- _Chronique_
******
Dans le monde si cliché du power metal, difficile d'exister à part entière. Il faut absolument avoir une identité bien singulière et proposer quelque chose de neuf. Sabaton a transformé l'essai en utilisant le côté épique de ce style pour conter des histoires tirées de faits réels. Un peu dans la lignée d'Iron Maiden et ses textes épiques sur la Charge de la Brigade Légère, de la bataille de Passchendaele ou de la Royal Air Force, Sabaton, c'est un pied dans l'Histoire du point de vue de ses protagonistes. Après deux albums consacrés à la Grande Guerre, le groupe revient avec un opus intitulé Legends, se concentrant sur les grandes figures historiques, allant du pharaon Senusret III à Napoléon.
******
- _Enregistrements présentés_
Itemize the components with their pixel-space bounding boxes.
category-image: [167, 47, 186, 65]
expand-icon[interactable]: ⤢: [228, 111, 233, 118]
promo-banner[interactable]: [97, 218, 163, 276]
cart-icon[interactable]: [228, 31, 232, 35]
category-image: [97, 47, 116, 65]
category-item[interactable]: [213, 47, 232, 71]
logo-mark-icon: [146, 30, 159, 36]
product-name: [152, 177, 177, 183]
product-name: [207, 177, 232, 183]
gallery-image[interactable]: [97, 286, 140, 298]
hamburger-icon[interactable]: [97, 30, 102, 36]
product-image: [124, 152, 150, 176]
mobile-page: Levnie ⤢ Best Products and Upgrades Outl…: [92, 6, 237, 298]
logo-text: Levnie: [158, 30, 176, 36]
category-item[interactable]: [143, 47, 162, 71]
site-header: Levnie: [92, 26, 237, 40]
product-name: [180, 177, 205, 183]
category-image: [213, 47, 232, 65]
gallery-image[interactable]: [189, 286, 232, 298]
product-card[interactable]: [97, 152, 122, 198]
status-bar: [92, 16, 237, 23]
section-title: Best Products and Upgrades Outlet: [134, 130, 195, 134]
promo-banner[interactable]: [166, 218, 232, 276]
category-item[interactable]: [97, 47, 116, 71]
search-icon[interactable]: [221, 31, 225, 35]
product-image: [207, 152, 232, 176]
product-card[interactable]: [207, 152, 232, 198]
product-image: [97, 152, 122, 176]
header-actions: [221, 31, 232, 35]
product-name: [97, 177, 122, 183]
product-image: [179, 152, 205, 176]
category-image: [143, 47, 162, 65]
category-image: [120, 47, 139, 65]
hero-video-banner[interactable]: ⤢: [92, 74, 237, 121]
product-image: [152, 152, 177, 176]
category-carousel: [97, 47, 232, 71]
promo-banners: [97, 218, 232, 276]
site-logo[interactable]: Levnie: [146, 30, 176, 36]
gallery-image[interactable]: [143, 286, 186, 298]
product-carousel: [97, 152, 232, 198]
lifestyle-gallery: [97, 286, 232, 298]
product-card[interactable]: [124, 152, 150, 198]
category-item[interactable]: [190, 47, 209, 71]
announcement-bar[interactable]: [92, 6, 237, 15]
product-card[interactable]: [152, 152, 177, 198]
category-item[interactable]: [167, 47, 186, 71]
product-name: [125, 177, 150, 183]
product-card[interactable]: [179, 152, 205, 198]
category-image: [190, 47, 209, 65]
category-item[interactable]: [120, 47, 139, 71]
******
- _Énoncé 1_
Reproduisez à l'identique le passage de la chronique sur Sabaton compris entre « Dans le monde » et « III à Napoléon. », bornes incluses.
- _Énoncé 2_
Poursuivez la chronique sur Sabaton après sa dernière phrase.
Les enregistrements forment un matériau à part, sans lien avec la chronique sur Sabaton.

- _Réponse attendue 1_
Dans le monde si cliché du power metal, difficile d'exister à part entière. Il faut absolument avoir une identité bien singulière et proposer quelque chose de neuf. Sabaton a transformé l'essai en utilisant le côté épique de ce style pour conter des histoires tirées de faits réels. Un peu dans la lignée d'Iron Maiden et ses textes épiques sur la Charge de la Brigade Légère, de la bataille de Passchendaele ou de la Royal Air Force, Sabaton, c'est un pied dans l'Histoire du point de vue de ses protagonistes. Après deux albums consacrés à la Grande Guerre, le groupe revient avec un opus intitulé Legends, se concentrant sur les grandes figures historiques, allant du pharaon Senusret III à Napoléon.

- _Réponse attendue 2_
Changement de paradigme pour ce nouvel opus qui quitte la Première Guerre Mondiale pour traverser l'Histoire. L'un des leaders du groupe Pär Sundström (bassiste) nous avait révélé, lors de son interview, que la musique avait été composée en premier et que Sabaton avait cherché à relier les mélodies à des personnages célèbres. Il en résulte un album assez varié avec des atmosphères très différentes et qui, il faut l'avouer, collent bien aux "légendes". Les percussions du titre "A Tiger Among Dragons" évoquent les ambiances asiatiques du chef militaire Lü Bu et impossible de ne pas penser aux pachydermes d'Hannibal avec le rythme de "Lightning at the Gates". Le groupe a sélectionné onze chefs charismatiques pour coller à sa musique puissante. Que ce soit "Hordes of Khan" et son rythme galopant ou le très prog "A Cycle of Songs", le voyage est total et on se surprend à vibrer à l’évocation des vies légendaires de ces figures historiques. Sabaton a toujours eu le chic pour traiter les faits de façon très diverse et les paroles de "I, Emperor" ne manqueront pas de jeter un œil neuf sur le personnage de Napoléon, traité très souvent, dans nos manuels d'Histoire française, comme un héros de la nation.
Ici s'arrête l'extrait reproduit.